### Your goal
Images must not appear in your copy; reproduce every other part of the records exactly.

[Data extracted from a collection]

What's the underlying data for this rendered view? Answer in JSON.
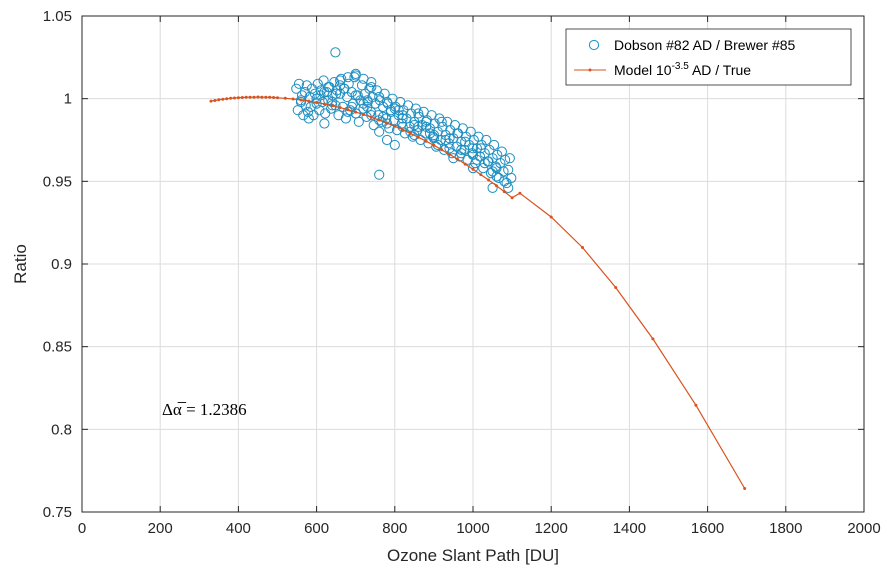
{
  "chart_data": {
    "type": "scatter",
    "xlabel": "Ozone Slant Path [DU]",
    "ylabel": "Ratio",
    "xlim": [
      0,
      2000
    ],
    "ylim": [
      0.75,
      1.05
    ],
    "xticks": [
      "0",
      "200",
      "400",
      "600",
      "800",
      "1000",
      "1200",
      "1400",
      "1600",
      "1800",
      "2000"
    ],
    "yticks": [
      "0.75",
      "0.8",
      "0.85",
      "0.9",
      "0.95",
      "1",
      "1.05"
    ],
    "grid": true,
    "legend_position": "top-right",
    "colors": {
      "scatter": "#1f8fc2",
      "model": "#d9531e"
    },
    "annotation": "Δα̅ = 1.2386",
    "series": [
      {
        "name": "Dobson #82 AD / Brewer #85",
        "kind": "scatter",
        "marker": "circle-open",
        "x": [
          548,
          552,
          555,
          560,
          563,
          566,
          570,
          572,
          575,
          578,
          582,
          585,
          588,
          592,
          596,
          600,
          603,
          607,
          611,
          615,
          618,
          622,
          626,
          630,
          633,
          637,
          641,
          645,
          648,
          652,
          656,
          660,
          663,
          667,
          671,
          675,
          678,
          682,
          686,
          690,
          693,
          697,
          701,
          705,
          708,
          712,
          716,
          720,
          724,
          728,
          731,
          735,
          739,
          743,
          746,
          750,
          754,
          758,
          762,
          766,
          770,
          774,
          778,
          782,
          786,
          790,
          794,
          798,
          802,
          806,
          810,
          814,
          818,
          822,
          826,
          830,
          834,
          838,
          842,
          846,
          850,
          854,
          858,
          862,
          866,
          870,
          874,
          878,
          882,
          886,
          890,
          894,
          898,
          902,
          906,
          910,
          914,
          918,
          922,
          926,
          930,
          934,
          938,
          942,
          946,
          950,
          954,
          958,
          962,
          966,
          970,
          974,
          978,
          982,
          986,
          990,
          994,
          998,
          1002,
          1006,
          1010,
          1014,
          1018,
          1022,
          1026,
          1030,
          1034,
          1038,
          1042,
          1046,
          1050,
          1054,
          1058,
          1062,
          1066,
          1070,
          1074,
          1078,
          1082,
          1086,
          1090,
          1094,
          1098,
          600,
          620,
          640,
          660,
          680,
          700,
          720,
          740,
          760,
          780,
          800,
          820,
          840,
          860,
          880,
          900,
          920,
          940,
          960,
          980,
          1000,
          1020,
          1040,
          1060,
          1080,
          650,
          690,
          730,
          770,
          810,
          850,
          890,
          930,
          970,
          1010,
          1050,
          610,
          640,
          670,
          700,
          730,
          760,
          790,
          820,
          850,
          880,
          910,
          940,
          970,
          1000,
          1030,
          1060,
          648,
          760,
          700,
          720,
          740,
          680,
          760,
          780,
          800,
          620,
          580,
          560,
          630,
          660,
          700,
          740,
          780,
          820,
          860,
          900,
          950,
          1000,
          1050,
          1090
        ],
        "y": [
          1.006,
          0.993,
          1.009,
          0.998,
          1.002,
          0.99,
          1.004,
          0.996,
          1.008,
          0.992,
          1.001,
          0.995,
          1.006,
          0.99,
          1.003,
          0.997,
          1.009,
          0.993,
          1.005,
          0.998,
          1.011,
          0.991,
          1.004,
          0.999,
          1.007,
          0.994,
          1.002,
          1.01,
          0.996,
          1.005,
          0.99,
          1.003,
          1.012,
          0.995,
          1.006,
          0.988,
          1.001,
          1.009,
          0.993,
          1.004,
          0.997,
          1.013,
          0.991,
          1.002,
          0.986,
          0.999,
          1.008,
          0.994,
          1.003,
          0.989,
          0.998,
          1.006,
          0.992,
          1.001,
          0.984,
          0.997,
          1.005,
          0.99,
          0.999,
          0.986,
          0.995,
          1.003,
          0.988,
          0.997,
          0.982,
          0.993,
          1.0,
          0.987,
          0.995,
          0.981,
          0.99,
          0.998,
          0.985,
          0.993,
          0.979,
          0.988,
          0.996,
          0.983,
          0.991,
          0.977,
          0.986,
          0.994,
          0.981,
          0.989,
          0.975,
          0.984,
          0.992,
          0.979,
          0.987,
          0.973,
          0.982,
          0.99,
          0.977,
          0.985,
          0.971,
          0.98,
          0.988,
          0.975,
          0.983,
          0.969,
          0.978,
          0.986,
          0.973,
          0.981,
          0.967,
          0.976,
          0.984,
          0.971,
          0.979,
          0.965,
          0.974,
          0.982,
          0.969,
          0.977,
          0.963,
          0.972,
          0.98,
          0.967,
          0.975,
          0.961,
          0.97,
          0.977,
          0.965,
          0.972,
          0.958,
          0.967,
          0.975,
          0.962,
          0.969,
          0.955,
          0.964,
          0.972,
          0.959,
          0.966,
          0.952,
          0.961,
          0.968,
          0.956,
          0.963,
          0.949,
          0.957,
          0.964,
          0.952,
          1.0,
          1.004,
          0.996,
          1.008,
          0.992,
          1.002,
          0.997,
          0.99,
          1.001,
          0.985,
          0.994,
          0.988,
          0.98,
          0.991,
          0.983,
          0.976,
          0.986,
          0.97,
          0.979,
          0.974,
          0.966,
          0.97,
          0.962,
          0.958,
          0.95,
          1.003,
          0.995,
          0.999,
          0.989,
          0.993,
          0.984,
          0.979,
          0.975,
          0.969,
          0.963,
          0.956,
          1.002,
          0.998,
          1.006,
          0.991,
          0.995,
          0.987,
          0.992,
          0.983,
          0.978,
          0.986,
          0.972,
          0.976,
          0.967,
          0.97,
          0.961,
          0.953,
          1.028,
          0.954,
          1.015,
          1.012,
          1.01,
          1.013,
          0.98,
          0.975,
          0.972,
          0.985,
          0.988,
          0.999,
          1.007,
          1.011,
          1.014,
          1.007,
          0.998,
          0.99,
          0.983,
          0.978,
          0.964,
          0.958,
          0.946,
          0.946
        ]
      },
      {
        "name": "Model 10^-3.5 AD / True",
        "kind": "line",
        "marker": "dot",
        "x": [
          330,
          340,
          350,
          360,
          370,
          380,
          390,
          400,
          410,
          420,
          430,
          440,
          450,
          460,
          470,
          480,
          490,
          500,
          520,
          540,
          560,
          580,
          600,
          620,
          640,
          660,
          680,
          700,
          720,
          740,
          760,
          780,
          800,
          820,
          840,
          860,
          880,
          900,
          920,
          940,
          960,
          980,
          1000,
          1020,
          1040,
          1060,
          1080,
          1100,
          1120,
          1200,
          1280,
          1365,
          1460,
          1570,
          1695
        ],
        "y": [
          0.9985,
          0.9989,
          0.9993,
          0.9996,
          0.9999,
          1.0002,
          1.0004,
          1.0006,
          1.0007,
          1.0008,
          1.0009,
          1.0009,
          1.001,
          1.0009,
          1.0009,
          1.0008,
          1.0007,
          1.0005,
          1.0002,
          0.9998,
          0.9992,
          0.9985,
          0.9977,
          0.9968,
          0.9957,
          0.9946,
          0.9933,
          0.9919,
          0.9904,
          0.9888,
          0.9871,
          0.9852,
          0.9833,
          0.9812,
          0.979,
          0.9767,
          0.9743,
          0.9718,
          0.9691,
          0.9663,
          0.9635,
          0.9604,
          0.9573,
          0.9541,
          0.9508,
          0.9473,
          0.9438,
          0.9401,
          0.9428,
          0.9284,
          0.91,
          0.8858,
          0.8547,
          0.8146,
          0.7642
        ]
      }
    ]
  }
}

### Solution for this exercise
What's the underlying data for this rendered view? Answer in JSON.
{
  "chart_data": {
    "type": "scatter",
    "xlabel": "Ozone Slant Path [DU]",
    "ylabel": "Ratio",
    "xlim": [
      0,
      2000
    ],
    "ylim": [
      0.75,
      1.05
    ],
    "xticks": [
      "0",
      "200",
      "400",
      "600",
      "800",
      "1000",
      "1200",
      "1400",
      "1600",
      "1800",
      "2000"
    ],
    "yticks": [
      "0.75",
      "0.8",
      "0.85",
      "0.9",
      "0.95",
      "1",
      "1.05"
    ],
    "grid": true,
    "legend_position": "top-right",
    "colors": {
      "scatter": "#1f8fc2",
      "model": "#d9531e"
    },
    "annotation": "Δα̅ = 1.2386",
    "series": [
      {
        "name": "Dobson #82 AD / Brewer #85",
        "kind": "scatter",
        "marker": "circle-open",
        "x": [
          548,
          552,
          555,
          560,
          563,
          566,
          570,
          572,
          575,
          578,
          582,
          585,
          588,
          592,
          596,
          600,
          603,
          607,
          611,
          615,
          618,
          622,
          626,
          630,
          633,
          637,
          641,
          645,
          648,
          652,
          656,
          660,
          663,
          667,
          671,
          675,
          678,
          682,
          686,
          690,
          693,
          697,
          701,
          705,
          708,
          712,
          716,
          720,
          724,
          728,
          731,
          735,
          739,
          743,
          746,
          750,
          754,
          758,
          762,
          766,
          770,
          774,
          778,
          782,
          786,
          790,
          794,
          798,
          802,
          806,
          810,
          814,
          818,
          822,
          826,
          830,
          834,
          838,
          842,
          846,
          850,
          854,
          858,
          862,
          866,
          870,
          874,
          878,
          882,
          886,
          890,
          894,
          898,
          902,
          906,
          910,
          914,
          918,
          922,
          926,
          930,
          934,
          938,
          942,
          946,
          950,
          954,
          958,
          962,
          966,
          970,
          974,
          978,
          982,
          986,
          990,
          994,
          998,
          1002,
          1006,
          1010,
          1014,
          1018,
          1022,
          1026,
          1030,
          1034,
          1038,
          1042,
          1046,
          1050,
          1054,
          1058,
          1062,
          1066,
          1070,
          1074,
          1078,
          1082,
          1086,
          1090,
          1094,
          1098,
          600,
          620,
          640,
          660,
          680,
          700,
          720,
          740,
          760,
          780,
          800,
          820,
          840,
          860,
          880,
          900,
          920,
          940,
          960,
          980,
          1000,
          1020,
          1040,
          1060,
          1080,
          650,
          690,
          730,
          770,
          810,
          850,
          890,
          930,
          970,
          1010,
          1050,
          610,
          640,
          670,
          700,
          730,
          760,
          790,
          820,
          850,
          880,
          910,
          940,
          970,
          1000,
          1030,
          1060,
          648,
          760,
          700,
          720,
          740,
          680,
          760,
          780,
          800,
          620,
          580,
          560,
          630,
          660,
          700,
          740,
          780,
          820,
          860,
          900,
          950,
          1000,
          1050,
          1090
        ],
        "y": [
          1.006,
          0.993,
          1.009,
          0.998,
          1.002,
          0.99,
          1.004,
          0.996,
          1.008,
          0.992,
          1.001,
          0.995,
          1.006,
          0.99,
          1.003,
          0.997,
          1.009,
          0.993,
          1.005,
          0.998,
          1.011,
          0.991,
          1.004,
          0.999,
          1.007,
          0.994,
          1.002,
          1.01,
          0.996,
          1.005,
          0.99,
          1.003,
          1.012,
          0.995,
          1.006,
          0.988,
          1.001,
          1.009,
          0.993,
          1.004,
          0.997,
          1.013,
          0.991,
          1.002,
          0.986,
          0.999,
          1.008,
          0.994,
          1.003,
          0.989,
          0.998,
          1.006,
          0.992,
          1.001,
          0.984,
          0.997,
          1.005,
          0.99,
          0.999,
          0.986,
          0.995,
          1.003,
          0.988,
          0.997,
          0.982,
          0.993,
          1.0,
          0.987,
          0.995,
          0.981,
          0.99,
          0.998,
          0.985,
          0.993,
          0.979,
          0.988,
          0.996,
          0.983,
          0.991,
          0.977,
          0.986,
          0.994,
          0.981,
          0.989,
          0.975,
          0.984,
          0.992,
          0.979,
          0.987,
          0.973,
          0.982,
          0.99,
          0.977,
          0.985,
          0.971,
          0.98,
          0.988,
          0.975,
          0.983,
          0.969,
          0.978,
          0.986,
          0.973,
          0.981,
          0.967,
          0.976,
          0.984,
          0.971,
          0.979,
          0.965,
          0.974,
          0.982,
          0.969,
          0.977,
          0.963,
          0.972,
          0.98,
          0.967,
          0.975,
          0.961,
          0.97,
          0.977,
          0.965,
          0.972,
          0.958,
          0.967,
          0.975,
          0.962,
          0.969,
          0.955,
          0.964,
          0.972,
          0.959,
          0.966,
          0.952,
          0.961,
          0.968,
          0.956,
          0.963,
          0.949,
          0.957,
          0.964,
          0.952,
          1.0,
          1.004,
          0.996,
          1.008,
          0.992,
          1.002,
          0.997,
          0.99,
          1.001,
          0.985,
          0.994,
          0.988,
          0.98,
          0.991,
          0.983,
          0.976,
          0.986,
          0.97,
          0.979,
          0.974,
          0.966,
          0.97,
          0.962,
          0.958,
          0.95,
          1.003,
          0.995,
          0.999,
          0.989,
          0.993,
          0.984,
          0.979,
          0.975,
          0.969,
          0.963,
          0.956,
          1.002,
          0.998,
          1.006,
          0.991,
          0.995,
          0.987,
          0.992,
          0.983,
          0.978,
          0.986,
          0.972,
          0.976,
          0.967,
          0.97,
          0.961,
          0.953,
          1.028,
          0.954,
          1.015,
          1.012,
          1.01,
          1.013,
          0.98,
          0.975,
          0.972,
          0.985,
          0.988,
          0.999,
          1.007,
          1.011,
          1.014,
          1.007,
          0.998,
          0.99,
          0.983,
          0.978,
          0.964,
          0.958,
          0.946,
          0.946
        ]
      },
      {
        "name": "Model 10^-3.5 AD / True",
        "kind": "line",
        "marker": "dot",
        "x": [
          330,
          340,
          350,
          360,
          370,
          380,
          390,
          400,
          410,
          420,
          430,
          440,
          450,
          460,
          470,
          480,
          490,
          500,
          520,
          540,
          560,
          580,
          600,
          620,
          640,
          660,
          680,
          700,
          720,
          740,
          760,
          780,
          800,
          820,
          840,
          860,
          880,
          900,
          920,
          940,
          960,
          980,
          1000,
          1020,
          1040,
          1060,
          1080,
          1100,
          1120,
          1200,
          1280,
          1365,
          1460,
          1570,
          1695
        ],
        "y": [
          0.9985,
          0.9989,
          0.9993,
          0.9996,
          0.9999,
          1.0002,
          1.0004,
          1.0006,
          1.0007,
          1.0008,
          1.0009,
          1.0009,
          1.001,
          1.0009,
          1.0009,
          1.0008,
          1.0007,
          1.0005,
          1.0002,
          0.9998,
          0.9992,
          0.9985,
          0.9977,
          0.9968,
          0.9957,
          0.9946,
          0.9933,
          0.9919,
          0.9904,
          0.9888,
          0.9871,
          0.9852,
          0.9833,
          0.9812,
          0.979,
          0.9767,
          0.9743,
          0.9718,
          0.9691,
          0.9663,
          0.9635,
          0.9604,
          0.9573,
          0.9541,
          0.9508,
          0.9473,
          0.9438,
          0.9401,
          0.9428,
          0.9284,
          0.91,
          0.8858,
          0.8547,
          0.8146,
          0.7642
        ]
      }
    ]
  }
}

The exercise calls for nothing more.